▶ Source text:
(begin)

At this point, your mother, very carefully will take a step further
Maami kooda ketta, payyan US la dhaana irukkan? Enna pandran anga?
(Maami asked, the boy is in US right? What is he doing there?)

Obviously, the boy will be working.  As such, it is difficult to stay in US with all the complications of work visa itself.  Who will come to US and stay here without a job?

Immediately, your mother will rebuke you, as if that maami is a lifesaver.
Dei, tharkam pannadheda.  Maami namba wellwisher, nalla varan thedra, nee enna kudarkama pesare!
(Dei, don't argue.  Maami is a great wellwisher, she is hunting for a bride, and why are you talking like this?)

In other words, it means, do what you want, I will do what I want.  Just shut up and listen!!!

Finally, the mami, as if she is truly a lifesaver, will come out with a classic!!
Maami, enakku unga payyanoda jadhagam kudungo.  Naa ponnathukaarala jaadhagam kudukka solren.  Apparam, neengalaachu, avaalachu!!!
(Maami, give me your son's horoscope.  I will ask the girl's house to give her horoscope.  Then, it is left to both your families, here on).

(end)

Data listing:
(begin)

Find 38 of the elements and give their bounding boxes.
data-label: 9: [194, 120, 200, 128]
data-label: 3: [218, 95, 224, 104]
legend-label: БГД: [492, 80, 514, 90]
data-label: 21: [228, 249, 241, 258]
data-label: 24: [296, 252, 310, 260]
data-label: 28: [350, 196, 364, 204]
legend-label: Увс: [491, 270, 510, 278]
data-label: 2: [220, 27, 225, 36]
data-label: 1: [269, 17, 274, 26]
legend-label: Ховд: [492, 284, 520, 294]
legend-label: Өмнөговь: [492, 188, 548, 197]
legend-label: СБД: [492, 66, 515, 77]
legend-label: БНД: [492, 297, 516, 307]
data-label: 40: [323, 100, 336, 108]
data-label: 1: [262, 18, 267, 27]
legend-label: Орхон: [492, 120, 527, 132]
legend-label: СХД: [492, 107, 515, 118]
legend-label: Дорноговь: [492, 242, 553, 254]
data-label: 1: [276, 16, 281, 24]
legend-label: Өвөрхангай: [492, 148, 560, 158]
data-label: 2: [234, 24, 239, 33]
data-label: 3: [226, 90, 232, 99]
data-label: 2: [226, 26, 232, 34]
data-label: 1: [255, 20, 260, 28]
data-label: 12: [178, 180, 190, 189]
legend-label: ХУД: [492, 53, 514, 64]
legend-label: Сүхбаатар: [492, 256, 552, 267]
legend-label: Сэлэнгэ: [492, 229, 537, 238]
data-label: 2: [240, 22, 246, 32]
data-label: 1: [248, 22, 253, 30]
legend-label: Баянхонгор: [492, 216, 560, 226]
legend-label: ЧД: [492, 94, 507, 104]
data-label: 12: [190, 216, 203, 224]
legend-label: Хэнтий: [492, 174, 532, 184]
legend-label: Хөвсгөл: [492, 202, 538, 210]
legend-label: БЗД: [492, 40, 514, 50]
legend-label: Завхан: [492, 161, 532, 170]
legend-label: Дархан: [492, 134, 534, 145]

(end)

▶ Tasks to carry out:
1) Reproduce the part of the matchmaking passage that runs from "Obviously, the boy" to "with a classic!!".
2) Write what comes next in the passage about the maami and the horoscope, picking up after its final line.

▶ Outputs for the tasks:
1)
Obviously, the boy will be working.  As such, it is difficult to stay in US with all the complications of work visa itself.  Who will come to US and stay here without a job?

Immediately, your mother will rebuke you, as if that maami is a lifesaver.
Dei, tharkam pannadheda.  Maami namba wellwisher, nalla varan thedra, nee enna kudarkama pesare!
(Dei, don't argue.  Maami is a great wellwisher, she is hunting for a bride, and why are you talking like this?)

In other words, it means, do what you want, I will do what I want.  Just shut up and listen!!!

Finally, the mami, as if she is truly a lifesaver, will come out with a classic!!

2)
This maami is certainly a clever lady.  She wants to create the alliance, and ultimately, does not want to take any blame on the outcome.  But again, it is also very important for the maami not to let herself disassociate from the whole exercise.  She would be very much involved in the merry making, but at the same time, play safe lest people blame her later.  This comment would certify that move

Maami, namba kayilla enna.  Ellam andha bhagawan parthuppan! Enna, ungaathu payyana enakku nanna theriyum.  Adhe Maadri, enakku en thambi ponna nanna theriyum.  Chinna vayasulendhu parthu valarthadhu.  Iva rendu berum onna sendhu, nanna vaazhundha, adhuve namba manasukku nimmadhi tharum.  Kadasila namba enna eduthundu poporom, naalu perukku nalladhu senja namba atmavukku nimmadhi kidaikkum!!!
(Maami, what is there in our hands? Everything is left to the almighty.  I know your son well.  In the same way, I know my brother's daughter well.  I have seen her grow up from birth.  If these two get together and live happily, that would give so much peace of mind.  What are we going to take in the end? Atleast, if we do some good to others, that will help our soul rest in peace.  )

Just see the beauty of this sentence.  This maami is talking non-stop.  I am sure that the boy's mother would have no chance in uttering anything in the middle.  Every sentence is beset with tremendous amount of sentiments.  In the end, she has even uttered a couple of words that reflect worldly philosophy.  What a lady!!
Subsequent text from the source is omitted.